→ INSTRUCTIONS FOR THE TASK
Identify the lines that contain the string "Department", then copy each of them.

→ DATA PROVIDED
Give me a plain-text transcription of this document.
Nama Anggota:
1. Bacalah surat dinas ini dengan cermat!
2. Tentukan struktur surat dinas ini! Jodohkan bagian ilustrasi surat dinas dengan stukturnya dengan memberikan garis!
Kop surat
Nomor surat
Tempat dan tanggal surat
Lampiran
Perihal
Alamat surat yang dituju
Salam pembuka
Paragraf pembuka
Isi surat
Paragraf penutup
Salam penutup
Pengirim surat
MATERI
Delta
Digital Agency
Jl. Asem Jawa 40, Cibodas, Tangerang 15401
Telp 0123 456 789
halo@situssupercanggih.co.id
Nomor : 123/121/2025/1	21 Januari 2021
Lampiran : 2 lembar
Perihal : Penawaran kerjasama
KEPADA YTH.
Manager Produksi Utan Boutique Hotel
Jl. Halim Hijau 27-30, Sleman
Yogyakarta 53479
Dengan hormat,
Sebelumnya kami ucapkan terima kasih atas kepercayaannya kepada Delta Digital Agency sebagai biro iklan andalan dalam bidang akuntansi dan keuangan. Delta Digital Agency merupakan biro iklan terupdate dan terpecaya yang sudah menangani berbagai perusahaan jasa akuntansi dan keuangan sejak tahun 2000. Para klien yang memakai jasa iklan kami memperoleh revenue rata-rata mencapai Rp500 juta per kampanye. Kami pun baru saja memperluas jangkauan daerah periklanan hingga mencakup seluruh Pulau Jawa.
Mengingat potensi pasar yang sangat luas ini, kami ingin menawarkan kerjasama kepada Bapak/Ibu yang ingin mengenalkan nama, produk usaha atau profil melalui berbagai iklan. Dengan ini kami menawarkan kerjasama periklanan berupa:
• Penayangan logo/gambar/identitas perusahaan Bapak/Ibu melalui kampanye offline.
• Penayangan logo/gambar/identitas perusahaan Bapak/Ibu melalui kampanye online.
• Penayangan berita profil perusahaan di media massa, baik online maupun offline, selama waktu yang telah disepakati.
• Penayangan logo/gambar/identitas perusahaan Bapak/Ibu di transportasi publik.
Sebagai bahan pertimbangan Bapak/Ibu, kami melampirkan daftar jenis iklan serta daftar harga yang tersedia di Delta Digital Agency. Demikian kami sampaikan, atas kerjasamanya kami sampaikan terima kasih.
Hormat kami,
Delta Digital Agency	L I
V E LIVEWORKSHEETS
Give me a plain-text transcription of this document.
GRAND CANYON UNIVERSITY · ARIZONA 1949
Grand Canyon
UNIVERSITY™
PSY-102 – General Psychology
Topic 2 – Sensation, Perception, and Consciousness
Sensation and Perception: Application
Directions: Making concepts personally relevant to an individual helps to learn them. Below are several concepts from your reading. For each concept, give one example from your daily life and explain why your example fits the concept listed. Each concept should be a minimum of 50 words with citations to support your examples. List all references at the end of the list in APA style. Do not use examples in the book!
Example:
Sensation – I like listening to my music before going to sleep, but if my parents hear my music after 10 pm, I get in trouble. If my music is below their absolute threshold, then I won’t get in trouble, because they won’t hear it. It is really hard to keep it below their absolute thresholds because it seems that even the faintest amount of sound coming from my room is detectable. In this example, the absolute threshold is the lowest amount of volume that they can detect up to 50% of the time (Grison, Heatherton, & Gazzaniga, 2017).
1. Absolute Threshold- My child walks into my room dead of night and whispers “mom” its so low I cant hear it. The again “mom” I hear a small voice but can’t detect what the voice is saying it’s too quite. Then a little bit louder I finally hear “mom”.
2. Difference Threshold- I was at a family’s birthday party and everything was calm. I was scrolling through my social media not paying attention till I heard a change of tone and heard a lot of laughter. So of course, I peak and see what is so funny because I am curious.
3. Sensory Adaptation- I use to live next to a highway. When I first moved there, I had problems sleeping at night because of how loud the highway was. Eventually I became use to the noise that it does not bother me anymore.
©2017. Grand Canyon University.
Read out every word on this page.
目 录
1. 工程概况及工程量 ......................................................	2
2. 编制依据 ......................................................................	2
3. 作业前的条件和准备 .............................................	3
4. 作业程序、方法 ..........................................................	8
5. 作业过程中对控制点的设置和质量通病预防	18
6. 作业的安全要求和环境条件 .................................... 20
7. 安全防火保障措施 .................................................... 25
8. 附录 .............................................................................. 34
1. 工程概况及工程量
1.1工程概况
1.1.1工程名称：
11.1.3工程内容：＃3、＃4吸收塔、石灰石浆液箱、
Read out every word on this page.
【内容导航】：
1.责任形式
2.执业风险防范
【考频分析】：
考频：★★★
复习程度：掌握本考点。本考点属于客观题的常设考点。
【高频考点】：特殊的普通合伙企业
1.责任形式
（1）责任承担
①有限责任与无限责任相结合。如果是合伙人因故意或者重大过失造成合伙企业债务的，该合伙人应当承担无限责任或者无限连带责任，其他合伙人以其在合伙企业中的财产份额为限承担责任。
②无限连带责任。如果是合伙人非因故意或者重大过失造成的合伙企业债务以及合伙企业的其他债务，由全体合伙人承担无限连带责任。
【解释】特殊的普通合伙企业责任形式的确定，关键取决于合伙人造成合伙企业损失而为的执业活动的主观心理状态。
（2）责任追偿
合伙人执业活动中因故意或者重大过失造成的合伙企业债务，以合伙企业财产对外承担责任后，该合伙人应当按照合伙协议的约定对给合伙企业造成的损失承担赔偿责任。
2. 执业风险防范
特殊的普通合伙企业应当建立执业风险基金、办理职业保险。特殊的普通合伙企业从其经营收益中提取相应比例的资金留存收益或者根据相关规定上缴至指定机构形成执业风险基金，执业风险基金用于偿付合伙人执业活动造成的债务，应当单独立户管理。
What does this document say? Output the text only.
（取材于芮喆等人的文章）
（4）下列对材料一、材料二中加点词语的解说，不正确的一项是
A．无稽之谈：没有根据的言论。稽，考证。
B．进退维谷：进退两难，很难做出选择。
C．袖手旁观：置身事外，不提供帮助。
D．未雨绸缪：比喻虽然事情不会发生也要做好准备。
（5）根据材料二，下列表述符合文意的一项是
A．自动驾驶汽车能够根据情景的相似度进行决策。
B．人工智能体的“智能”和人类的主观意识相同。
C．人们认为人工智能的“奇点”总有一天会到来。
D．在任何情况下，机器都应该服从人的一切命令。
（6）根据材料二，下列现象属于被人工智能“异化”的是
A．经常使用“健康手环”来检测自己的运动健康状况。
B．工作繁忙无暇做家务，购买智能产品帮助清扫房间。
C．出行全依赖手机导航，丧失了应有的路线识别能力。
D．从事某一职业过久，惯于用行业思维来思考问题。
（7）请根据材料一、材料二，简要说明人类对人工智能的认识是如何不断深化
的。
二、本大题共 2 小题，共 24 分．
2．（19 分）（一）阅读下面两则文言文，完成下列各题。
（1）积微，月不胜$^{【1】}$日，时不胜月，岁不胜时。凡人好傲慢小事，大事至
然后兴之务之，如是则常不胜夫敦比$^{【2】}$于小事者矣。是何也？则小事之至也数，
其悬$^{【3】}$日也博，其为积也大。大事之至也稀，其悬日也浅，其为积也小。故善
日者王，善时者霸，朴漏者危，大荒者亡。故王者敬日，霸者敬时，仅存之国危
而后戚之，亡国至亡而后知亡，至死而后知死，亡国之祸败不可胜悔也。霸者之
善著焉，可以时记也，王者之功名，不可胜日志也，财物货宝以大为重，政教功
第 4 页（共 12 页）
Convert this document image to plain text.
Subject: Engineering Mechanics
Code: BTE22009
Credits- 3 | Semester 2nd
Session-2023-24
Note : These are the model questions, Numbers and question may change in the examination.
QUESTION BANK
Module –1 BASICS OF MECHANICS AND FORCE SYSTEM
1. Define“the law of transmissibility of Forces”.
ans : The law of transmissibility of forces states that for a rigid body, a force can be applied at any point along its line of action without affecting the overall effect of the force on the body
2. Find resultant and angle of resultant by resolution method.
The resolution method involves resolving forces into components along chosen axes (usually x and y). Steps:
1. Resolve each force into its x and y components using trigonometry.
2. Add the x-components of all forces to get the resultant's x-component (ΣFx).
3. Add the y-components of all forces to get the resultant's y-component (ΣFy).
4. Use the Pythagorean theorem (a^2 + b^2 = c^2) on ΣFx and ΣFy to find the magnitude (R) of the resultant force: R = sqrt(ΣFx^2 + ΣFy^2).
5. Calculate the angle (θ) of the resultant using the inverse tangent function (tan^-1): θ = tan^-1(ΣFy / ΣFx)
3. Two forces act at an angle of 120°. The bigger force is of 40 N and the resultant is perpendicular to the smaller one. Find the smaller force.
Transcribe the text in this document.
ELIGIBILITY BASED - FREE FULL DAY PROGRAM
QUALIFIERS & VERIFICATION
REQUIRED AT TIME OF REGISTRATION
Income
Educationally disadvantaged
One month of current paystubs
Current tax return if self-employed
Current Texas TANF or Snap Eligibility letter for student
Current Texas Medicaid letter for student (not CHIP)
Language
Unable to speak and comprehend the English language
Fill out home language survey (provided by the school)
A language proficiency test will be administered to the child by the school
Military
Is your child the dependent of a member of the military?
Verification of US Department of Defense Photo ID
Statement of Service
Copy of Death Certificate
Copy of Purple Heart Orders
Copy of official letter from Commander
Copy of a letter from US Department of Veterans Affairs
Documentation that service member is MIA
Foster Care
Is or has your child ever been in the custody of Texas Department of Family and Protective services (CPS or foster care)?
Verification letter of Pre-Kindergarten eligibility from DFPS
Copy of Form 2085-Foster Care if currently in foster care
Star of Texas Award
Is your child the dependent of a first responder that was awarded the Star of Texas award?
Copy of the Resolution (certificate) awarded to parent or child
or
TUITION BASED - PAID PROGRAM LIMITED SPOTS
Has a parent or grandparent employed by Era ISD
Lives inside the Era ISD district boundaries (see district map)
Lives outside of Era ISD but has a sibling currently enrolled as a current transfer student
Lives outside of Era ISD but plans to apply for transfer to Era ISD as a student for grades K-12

→ WRITTEN SOLUTION
Verification of US Department of Defense Photo ID
Copy of a letter from US Department of Veterans Affairs
Is or has your child ever been in the custody of Texas Department of Family and Protective services (CPS or foster care)?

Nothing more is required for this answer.